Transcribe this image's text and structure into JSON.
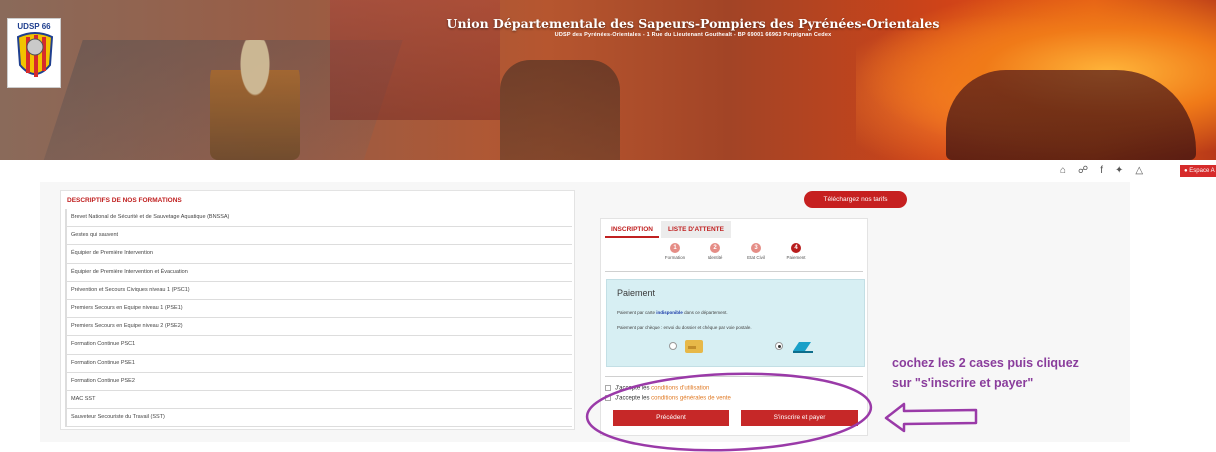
{
  "header": {
    "title": "Union Départementale des Sapeurs-Pompiers des Pyrénées-Orientales",
    "subtitle": "UDSP des Pyrénées-Orientales - 1 Rue du Lieutenant Gouthealt - BP 69001 66963 Perpignan Cedex",
    "logo_text": "UDSP 66"
  },
  "topbar": {
    "icons": [
      "home-icon",
      "globe-icon",
      "facebook-icon",
      "twitter-icon",
      "sitemap-icon"
    ],
    "espace_label": "Espace A"
  },
  "formations": {
    "title": "DESCRIPTIFS DE NOS FORMATIONS",
    "items": [
      "Brevet National de Sécurité et de Sauvetage Aquatique (BNSSA)",
      "Gestes qui sauvent",
      "Équipier de Première Intervention",
      "Équipier de Première Intervention et Évacuation",
      "Prévention et Secours Civiques niveau 1 (PSC1)",
      "Premiers Secours en Equipe niveau 1 (PSE1)",
      "Premiers Secours en Equipe niveau 2 (PSE2)",
      "Formation Continue PSC1",
      "Formation Continue PSE1",
      "Formation Continue PSE2",
      "MAC SST",
      "Sauveteur Secouriste du Travail (SST)"
    ]
  },
  "tarifs_label": "Téléchargez nos tarifs",
  "inscription": {
    "tabs": [
      "INSCRIPTION",
      "LISTE D'ATTENTE"
    ],
    "steps": [
      {
        "num": "1",
        "label": "Formation"
      },
      {
        "num": "2",
        "label": "Identité"
      },
      {
        "num": "3",
        "label": "Etat Civil"
      },
      {
        "num": "4",
        "label": "Paiement"
      }
    ],
    "current_step": 4,
    "payment": {
      "title": "Paiement",
      "line1_prefix": "Paiement par carte",
      "line1_bold": "indisponible",
      "line1_suffix": "dans ce département.",
      "line2": "Paiement par chèque : envoi du dossier et chèque par voie postale.",
      "options": [
        "carte",
        "cheque"
      ],
      "selected": "cheque"
    },
    "cgu_prefix": "J'accepte les",
    "cgu_link": "conditions d'utilisation",
    "cgv_prefix": "J'accepte les",
    "cgv_link": "conditions générales de vente",
    "prev_label": "Précédent",
    "pay_label": "S'inscrire et payer"
  },
  "annotation": {
    "line1": "cochez les 2 cases puis cliquez",
    "line2": "sur \"s'inscrire et payer\"",
    "color": "#8a3d9c"
  }
}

_GIVEN EXERCISE_: Leave out every picture and copy the rest of the records exactly.

_ANSWER FOR THIS EXERCISE_:
Transcribe this image's text and structure into JSON.
{
  "header": {
    "title": "Union Départementale des Sapeurs-Pompiers des Pyrénées-Orientales",
    "subtitle": "UDSP des Pyrénées-Orientales - 1 Rue du Lieutenant Gouthealt - BP 69001 66963 Perpignan Cedex",
    "logo_text": "UDSP 66"
  },
  "topbar": {
    "icons": [
      "home-icon",
      "globe-icon",
      "facebook-icon",
      "twitter-icon",
      "sitemap-icon"
    ],
    "espace_label": "Espace A"
  },
  "formations": {
    "title": "DESCRIPTIFS DE NOS FORMATIONS",
    "items": [
      "Brevet National de Sécurité et de Sauvetage Aquatique (BNSSA)",
      "Gestes qui sauvent",
      "Équipier de Première Intervention",
      "Équipier de Première Intervention et Évacuation",
      "Prévention et Secours Civiques niveau 1 (PSC1)",
      "Premiers Secours en Equipe niveau 1 (PSE1)",
      "Premiers Secours en Equipe niveau 2 (PSE2)",
      "Formation Continue PSC1",
      "Formation Continue PSE1",
      "Formation Continue PSE2",
      "MAC SST",
      "Sauveteur Secouriste du Travail (SST)"
    ]
  },
  "tarifs_label": "Téléchargez nos tarifs",
  "inscription": {
    "tabs": [
      "INSCRIPTION",
      "LISTE D'ATTENTE"
    ],
    "steps": [
      {
        "num": "1",
        "label": "Formation"
      },
      {
        "num": "2",
        "label": "Identité"
      },
      {
        "num": "3",
        "label": "Etat Civil"
      },
      {
        "num": "4",
        "label": "Paiement"
      }
    ],
    "current_step": 4,
    "payment": {
      "title": "Paiement",
      "line1_prefix": "Paiement par carte",
      "line1_bold": "indisponible",
      "line1_suffix": "dans ce département.",
      "line2": "Paiement par chèque : envoi du dossier et chèque par voie postale.",
      "options": [
        "carte",
        "cheque"
      ],
      "selected": "cheque"
    },
    "cgu_prefix": "J'accepte les",
    "cgu_link": "conditions d'utilisation",
    "cgv_prefix": "J'accepte les",
    "cgv_link": "conditions générales de vente",
    "prev_label": "Précédent",
    "pay_label": "S'inscrire et payer"
  },
  "annotation": {
    "line1": "cochez les 2 cases puis cliquez",
    "line2": "sur \"s'inscrire et payer\"",
    "color": "#8a3d9c"
  }
}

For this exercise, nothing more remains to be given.